### Required task 1
For the post on same-sex marriage, decide whether each statement agrees with it: (a) the writer's friends Blair and Ivan have been together for 11 years; (b) the writer's parents divorced each other once; (c) the writer says living together before marriage is still unacceptable. Answer yes or no for each, quoting the deciding words of the post.

### Text section
I do think too that you criticize other people for not producing evidence or proof in support of same-sex marriage, while at the same time making sweeping presumptions of your own - such as the rather bizarre presumption that men and women are just happy and harmonious after marriage. My parents divorced each other twice and my mother is going through her third divorce with my stepfather. My good friends Blair and Ivan however, who've been together for 11 years now in true happiness and harmony, haven't been given the right to have even ONE wedding. Where's the justice there? And also, what kind of harmonious happy hope do you think WE had? I would have bloody LOVED to have a second mother, or a second father. It probably would have made for less conflict at home. People of the same gender seem to understand each other better.
Another thing, about the purpose of marriage and the meaning of marriage. Do you really so naively assume that marriage has just ALWAYS meant the same thing to everyone throughout the centuries? It used to be that divorce was unthinkable, and was an affront to the sanctity of marriage - this has now changed. having children outside of wedlock was considered an abomination - this has now (mostly) changed. Living together before marriage used to be unacceptable - this has now changed. If you think for ONE SECOND that marriage hasn't ALREADY changed beyond all recognition, then you're just being plain ignorant. And denying it now to people who are in loving, committed relationships, on the grounds of "tradition" is nothing but fascism and hypocrisy!

### Required task 2
From the records below, return unchanged the part that opens with the line containing "181, 564, 209]" and closes with the line containing "comment-bubble: Natalia Tylczyńska", including both of those lines.

### Input records

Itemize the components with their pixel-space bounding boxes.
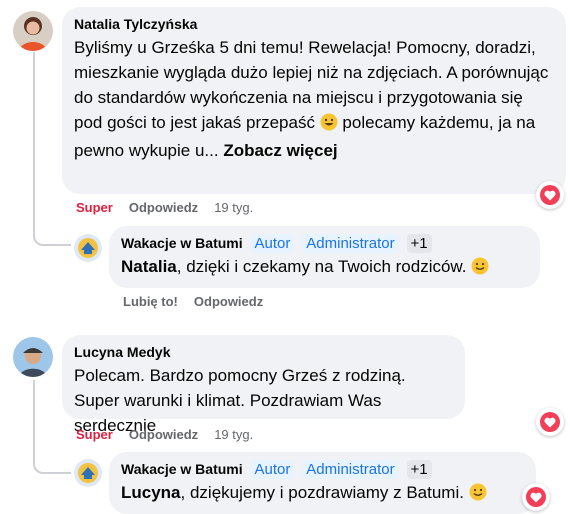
reaction-heart[interactable]	[536, 181, 564, 209]
comment-actions: Super Odpowiedz 19 tyg.	[76, 200, 253, 215]
reply-actions: Lubię to! Odpowiedz	[123, 294, 263, 309]
avatar[interactable]	[13, 11, 53, 51]
avatar[interactable]	[72, 232, 104, 264]
reply-bubble: Wakacje w Batumi Autor Administrator +1 …	[109, 452, 536, 514]
avatar-natalia-image	[13, 11, 53, 51]
avatar-wakacje-image	[72, 232, 104, 264]
timestamp[interactable]: 19 tyg.	[214, 200, 253, 215]
more-badges[interactable]: +1	[406, 234, 432, 253]
author-badge: Autor	[250, 234, 295, 253]
reply-author[interactable]: Wakacje w Batumi	[121, 235, 243, 251]
comment-author[interactable]: Natalia Tylczyńska	[74, 16, 554, 32]
reaction-heart[interactable]	[522, 483, 550, 511]
author-badge: Autor	[250, 460, 295, 479]
grinning-face-icon	[320, 113, 338, 138]
comment-bubble: Lucyna Medyk Polecam. Bardzo pomocny Grz…	[62, 335, 465, 435]
reaction-button[interactable]: Super	[76, 427, 113, 442]
heart-icon	[540, 185, 560, 205]
comment-bubble: Natalia Tylczyńska Byliśmy u Grześka 5 d…	[62, 7, 566, 194]
heart-icon	[526, 487, 546, 507]
admin-badge: Administrator	[302, 234, 399, 253]
reply-bubble: Wakacje w Batumi Autor Administrator +1 …	[109, 226, 540, 288]
avatar-lucyna-image	[13, 337, 53, 377]
smiling-face-icon	[469, 483, 487, 508]
avatar[interactable]	[13, 337, 53, 377]
reaction-button[interactable]: Super	[76, 200, 113, 215]
see-more-link[interactable]: Zobacz więcej	[223, 141, 337, 160]
smiling-face-icon	[471, 257, 489, 282]
avatar-wakacje-image	[72, 457, 104, 489]
reply-button[interactable]: Odpowiedz	[129, 200, 198, 215]
like-button[interactable]: Lubię to!	[123, 294, 178, 309]
heart-icon	[540, 412, 560, 432]
reply-text: Lucyna, dziękujemy i pozdrawiamy z Batum…	[121, 480, 524, 508]
reply-author[interactable]: Wakacje w Batumi	[121, 461, 243, 477]
reply-button[interactable]: Odpowiedz	[194, 294, 263, 309]
timestamp[interactable]: 19 tyg.	[214, 427, 253, 442]
reply-button[interactable]: Odpowiedz	[129, 427, 198, 442]
comment-author[interactable]: Lucyna Medyk	[74, 344, 453, 360]
mention-link[interactable]: Natalia	[121, 257, 177, 276]
avatar[interactable]	[72, 457, 104, 489]
reaction-heart[interactable]	[536, 408, 564, 436]
reply-text: Natalia, dzięki i czekamy na Twoich rodz…	[121, 254, 528, 282]
admin-badge: Administrator	[302, 460, 399, 479]
reply-author-row: Wakacje w Batumi Autor Administrator +1	[121, 460, 524, 479]
comment-text: Byliśmy u Grześka 5 dni temu! Rewelacja!…	[74, 38, 549, 160]
comment-actions: Super Odpowiedz 19 tyg.	[76, 427, 253, 442]
more-badges[interactable]: +1	[406, 460, 432, 479]
mention-link[interactable]: Lucyna	[121, 483, 181, 502]
reply-author-row: Wakacje w Batumi Autor Administrator +1	[121, 234, 528, 253]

### Exercise answer 1
(a) Yes: "who've been together for 11 years now in true happiness and harmony"
(b) No: "My parents divorced each other twice"
(c) No: "Living together before marriage used to be unacceptable - this has now changed."

### Exercise answer 2
reaction-heart[interactable]	[536, 181, 564, 209]
comment-actions: Super Odpowiedz 19 tyg.	[76, 200, 253, 215]
reply-actions: Lubię to! Odpowiedz	[123, 294, 263, 309]
avatar[interactable]	[13, 11, 53, 51]
avatar[interactable]	[72, 232, 104, 264]
reply-bubble: Wakacje w Batumi Autor Administrator +1 …	[109, 452, 536, 514]
avatar-natalia-image	[13, 11, 53, 51]
avatar-wakacje-image	[72, 232, 104, 264]
timestamp[interactable]: 19 tyg.	[214, 200, 253, 215]
more-badges[interactable]: +1	[406, 234, 432, 253]
author-badge: Autor	[250, 234, 295, 253]
reply-author[interactable]: Wakacje w Batumi	[121, 235, 243, 251]
comment-author[interactable]: Natalia Tylczyńska	[74, 16, 554, 32]
reaction-heart[interactable]	[522, 483, 550, 511]
author-badge: Autor	[250, 460, 295, 479]
grinning-face-icon	[320, 113, 338, 138]
comment-bubble: Lucyna Medyk Polecam. Bardzo pomocny Grz…	[62, 335, 465, 435]
reaction-button[interactable]: Super	[76, 427, 113, 442]
heart-icon	[540, 185, 560, 205]
comment-bubble: Natalia Tylczyńska Byliśmy u Grześka 5 d…	[62, 7, 566, 194]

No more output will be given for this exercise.